* What to do: Can you transcribe every entry word for word, skipping the images?

++++++++++

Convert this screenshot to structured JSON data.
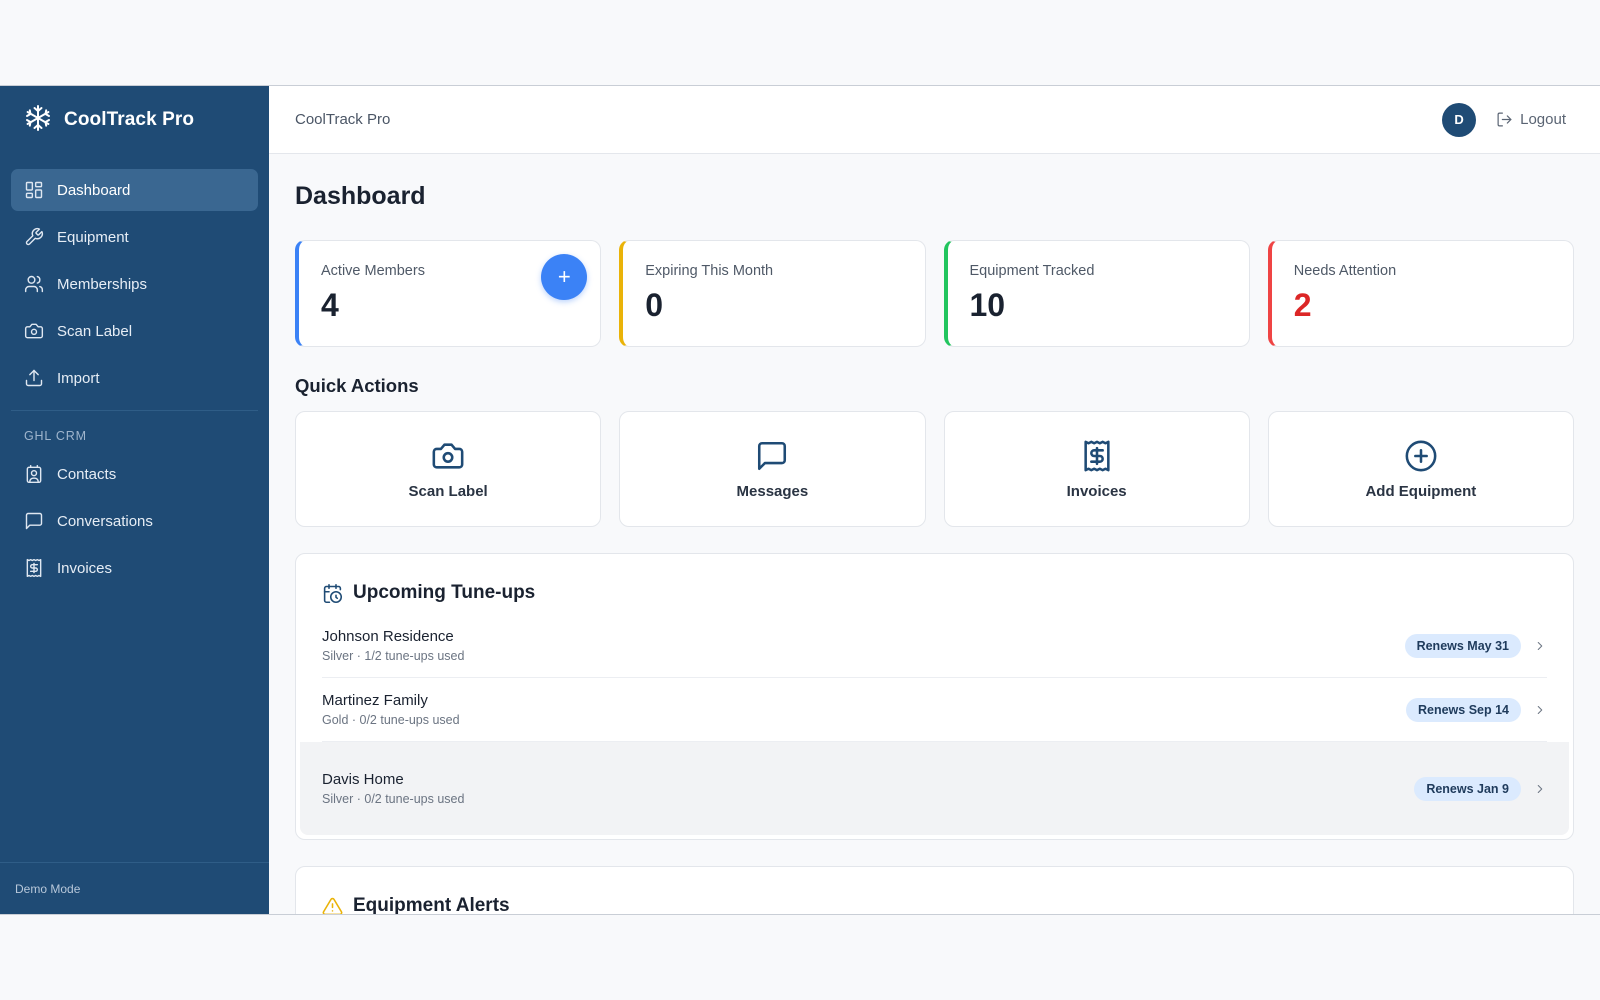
{
  "app": {
    "brand": "CoolTrack Pro",
    "footer": "Demo Mode"
  },
  "sidebar": {
    "items": [
      {
        "label": "Dashboard",
        "icon": "dashboard-grid-icon",
        "active": true
      },
      {
        "label": "Equipment",
        "icon": "wrench-icon"
      },
      {
        "label": "Memberships",
        "icon": "users-icon"
      },
      {
        "label": "Scan Label",
        "icon": "camera-icon"
      },
      {
        "label": "Import",
        "icon": "upload-icon"
      }
    ],
    "section_label": "GHL CRM",
    "crm_items": [
      {
        "label": "Contacts",
        "icon": "contact-card-icon"
      },
      {
        "label": "Conversations",
        "icon": "message-icon"
      },
      {
        "label": "Invoices",
        "icon": "invoice-icon"
      }
    ]
  },
  "topbar": {
    "title": "CoolTrack Pro",
    "avatar_initial": "D",
    "logout_label": "Logout"
  },
  "page": {
    "title": "Dashboard"
  },
  "stats": [
    {
      "label": "Active Members",
      "value": "4",
      "accent": "#3b82f6",
      "add_button": "+"
    },
    {
      "label": "Expiring This Month",
      "value": "0",
      "accent": "#eab308"
    },
    {
      "label": "Equipment Tracked",
      "value": "10",
      "accent": "#22c55e"
    },
    {
      "label": "Needs Attention",
      "value": "2",
      "accent": "#ef4444",
      "value_color": "#dc2626"
    }
  ],
  "quick_actions": {
    "title": "Quick Actions",
    "items": [
      {
        "label": "Scan Label",
        "icon": "camera-icon"
      },
      {
        "label": "Messages",
        "icon": "message-icon"
      },
      {
        "label": "Invoices",
        "icon": "invoice-icon"
      },
      {
        "label": "Add Equipment",
        "icon": "plus-circle-icon"
      }
    ]
  },
  "tuneups": {
    "title": "Upcoming Tune-ups",
    "rows": [
      {
        "name": "Johnson Residence",
        "sub": "Silver · 1/2 tune-ups used",
        "badge": "Renews May 31"
      },
      {
        "name": "Martinez Family",
        "sub": "Gold · 0/2 tune-ups used",
        "badge": "Renews Sep 14"
      },
      {
        "name": "Davis Home",
        "sub": "Silver · 0/2 tune-ups used",
        "badge": "Renews Jan 9"
      }
    ]
  },
  "alerts": {
    "title": "Equipment Alerts",
    "icon_color": "#eab308"
  }
}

++++++++++

* Written solution:
Convert this screenshot to structured JSON data.
{
  "app": {
    "brand": "CoolTrack Pro",
    "footer": "Demo Mode"
  },
  "sidebar": {
    "items": [
      {
        "label": "Dashboard",
        "icon": "dashboard-grid-icon",
        "active": true
      },
      {
        "label": "Equipment",
        "icon": "wrench-icon"
      },
      {
        "label": "Memberships",
        "icon": "users-icon"
      },
      {
        "label": "Scan Label",
        "icon": "camera-icon"
      },
      {
        "label": "Import",
        "icon": "upload-icon"
      }
    ],
    "section_label": "GHL CRM",
    "crm_items": [
      {
        "label": "Contacts",
        "icon": "contact-card-icon"
      },
      {
        "label": "Conversations",
        "icon": "message-icon"
      },
      {
        "label": "Invoices",
        "icon": "invoice-icon"
      }
    ]
  },
  "topbar": {
    "title": "CoolTrack Pro",
    "avatar_initial": "D",
    "logout_label": "Logout"
  },
  "page": {
    "title": "Dashboard"
  },
  "stats": [
    {
      "label": "Active Members",
      "value": "4",
      "accent": "#3b82f6",
      "add_button": "+"
    },
    {
      "label": "Expiring This Month",
      "value": "0",
      "accent": "#eab308"
    },
    {
      "label": "Equipment Tracked",
      "value": "10",
      "accent": "#22c55e"
    },
    {
      "label": "Needs Attention",
      "value": "2",
      "accent": "#ef4444",
      "value_color": "#dc2626"
    }
  ],
  "quick_actions": {
    "title": "Quick Actions",
    "items": [
      {
        "label": "Scan Label",
        "icon": "camera-icon"
      },
      {
        "label": "Messages",
        "icon": "message-icon"
      },
      {
        "label": "Invoices",
        "icon": "invoice-icon"
      },
      {
        "label": "Add Equipment",
        "icon": "plus-circle-icon"
      }
    ]
  },
  "tuneups": {
    "title": "Upcoming Tune-ups",
    "rows": [
      {
        "name": "Johnson Residence",
        "sub": "Silver · 1/2 tune-ups used",
        "badge": "Renews May 31"
      },
      {
        "name": "Martinez Family",
        "sub": "Gold · 0/2 tune-ups used",
        "badge": "Renews Sep 14"
      },
      {
        "name": "Davis Home",
        "sub": "Silver · 0/2 tune-ups used",
        "badge": "Renews Jan 9"
      }
    ]
  },
  "alerts": {
    "title": "Equipment Alerts",
    "icon_color": "#eab308"
  }
}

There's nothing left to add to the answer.